#### Given problem:
Reproduce every entry below precisely; do not include the pictures.

#### Given data:
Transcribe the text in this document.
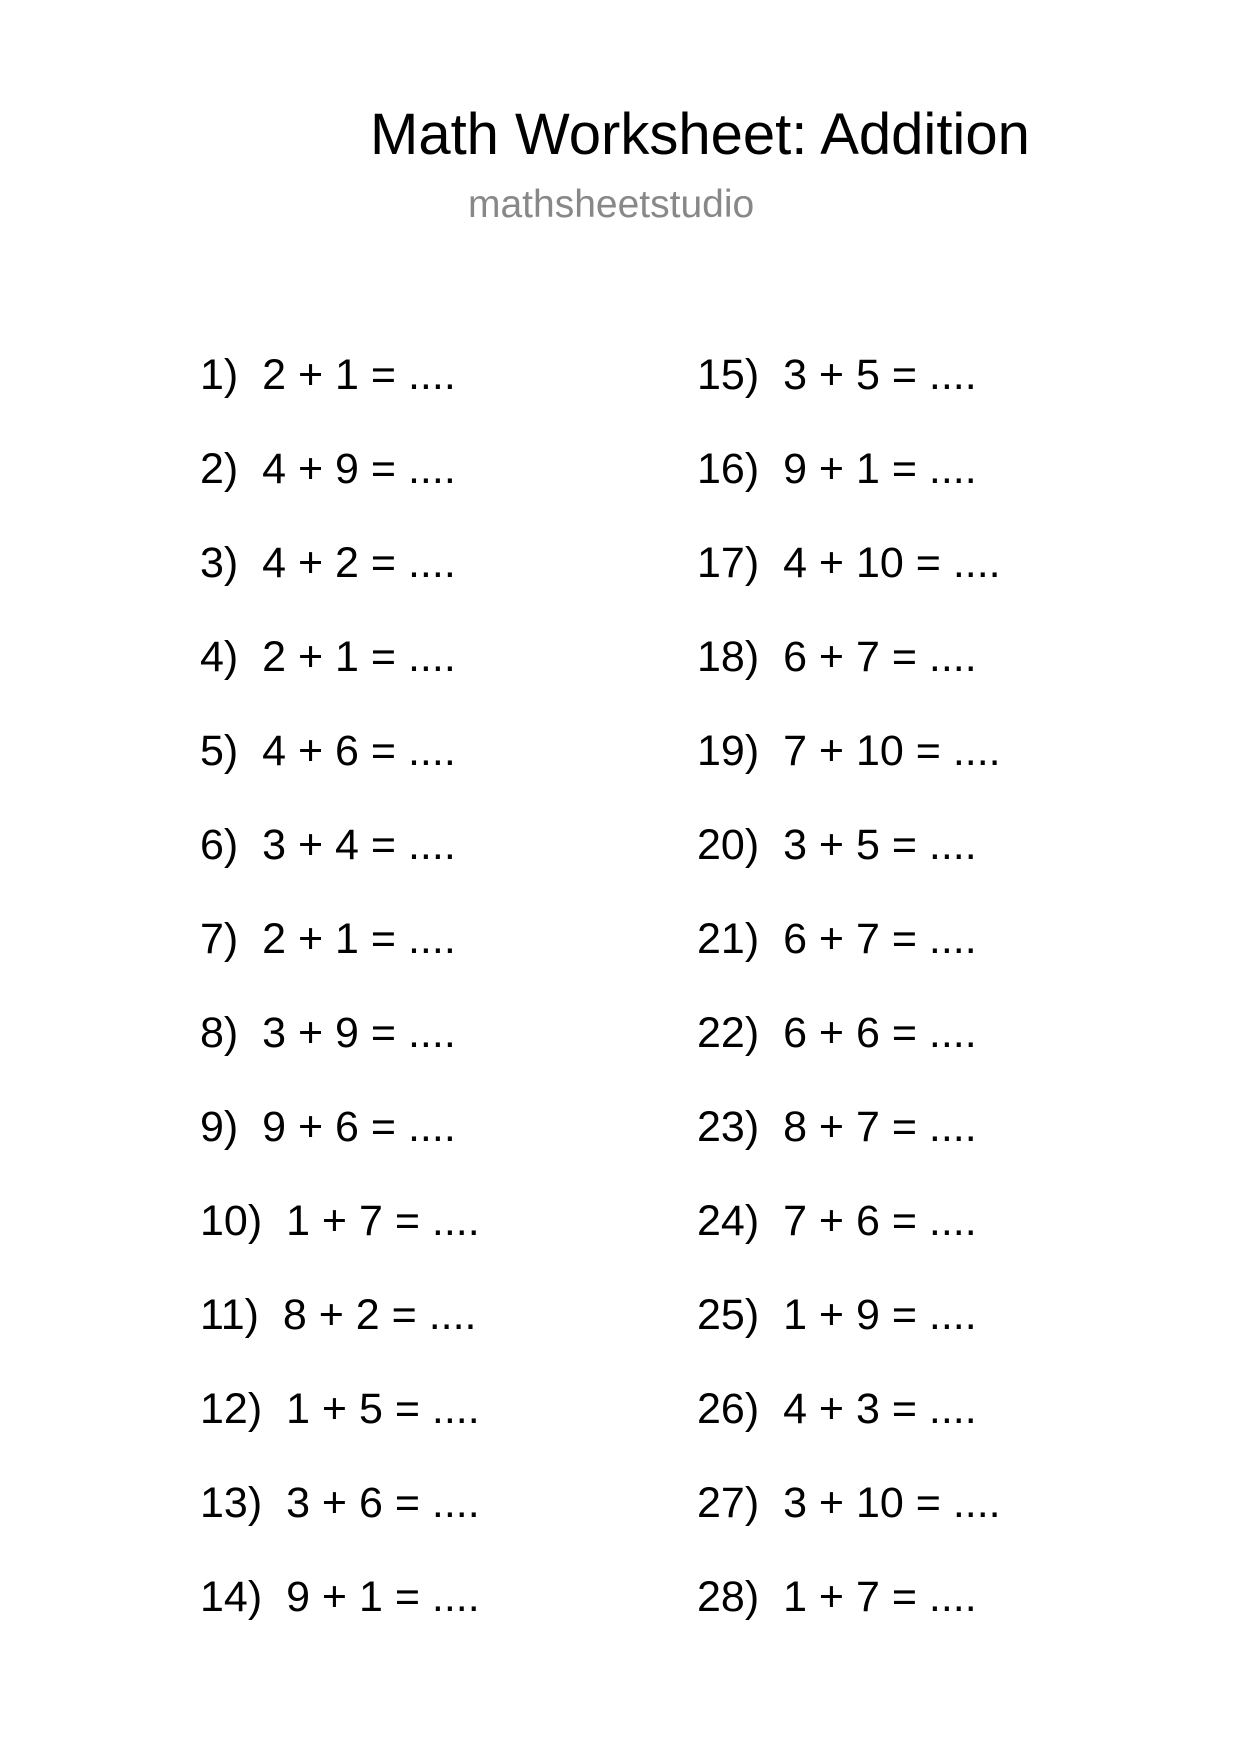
Math Worksheet: Addition
mathsheetstudio
1) 2 + 1 = ....
2) 4 + 9 = ....
3) 4 + 2 = ....
4) 2 + 1 = ....
5) 4 + 6 = ....
6) 3 + 4 = ....
7) 2 + 1 = ....
8) 3 + 9 = ....
9) 9 + 6 = ....
10) 1 + 7 = ....
11) 8 + 2 = ....
12) 1 + 5 = ....
13) 3 + 6 = ....
14) 9 + 1 = ....
15) 3 + 5 = ....
16) 9 + 1 = ....
17) 4 + 10 = ....
18) 6 + 7 = ....
19) 7 + 10 = ....
20) 3 + 5 = ....
21) 6 + 7 = ....
22) 6 + 6 = ....
23) 8 + 7 = ....
24) 7 + 6 = ....
25) 1 + 9 = ....
26) 4 + 3 = ....
27) 3 + 10 = ....
28) 1 + 7 = ....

#### Output of the task:
Transcribe the text in this document.
Math Worksheet: Addition
mathsheetstudio
1) 2 + 1 = ....
2) 4 + 9 = ....
3) 4 + 2 = ....
4) 2 + 1 = ....
5) 4 + 6 = ....
6) 3 + 4 = ....
7) 2 + 1 = ....
8) 3 + 9 = ....
9) 9 + 6 = ....
10) 1 + 7 = ....
11) 8 + 2 = ....
12) 1 + 5 = ....
13) 3 + 6 = ....
14) 9 + 1 = ....
15) 3 + 5 = ....
16) 9 + 1 = ....
17) 4 + 10 = ....
18) 6 + 7 = ....
19) 7 + 10 = ....
20) 3 + 5 = ....
21) 6 + 7 = ....
22) 6 + 6 = ....
23) 8 + 7 = ....
24) 7 + 6 = ....
25) 1 + 9 = ....
26) 4 + 3 = ....
27) 3 + 10 = ....
28) 1 + 7 = ....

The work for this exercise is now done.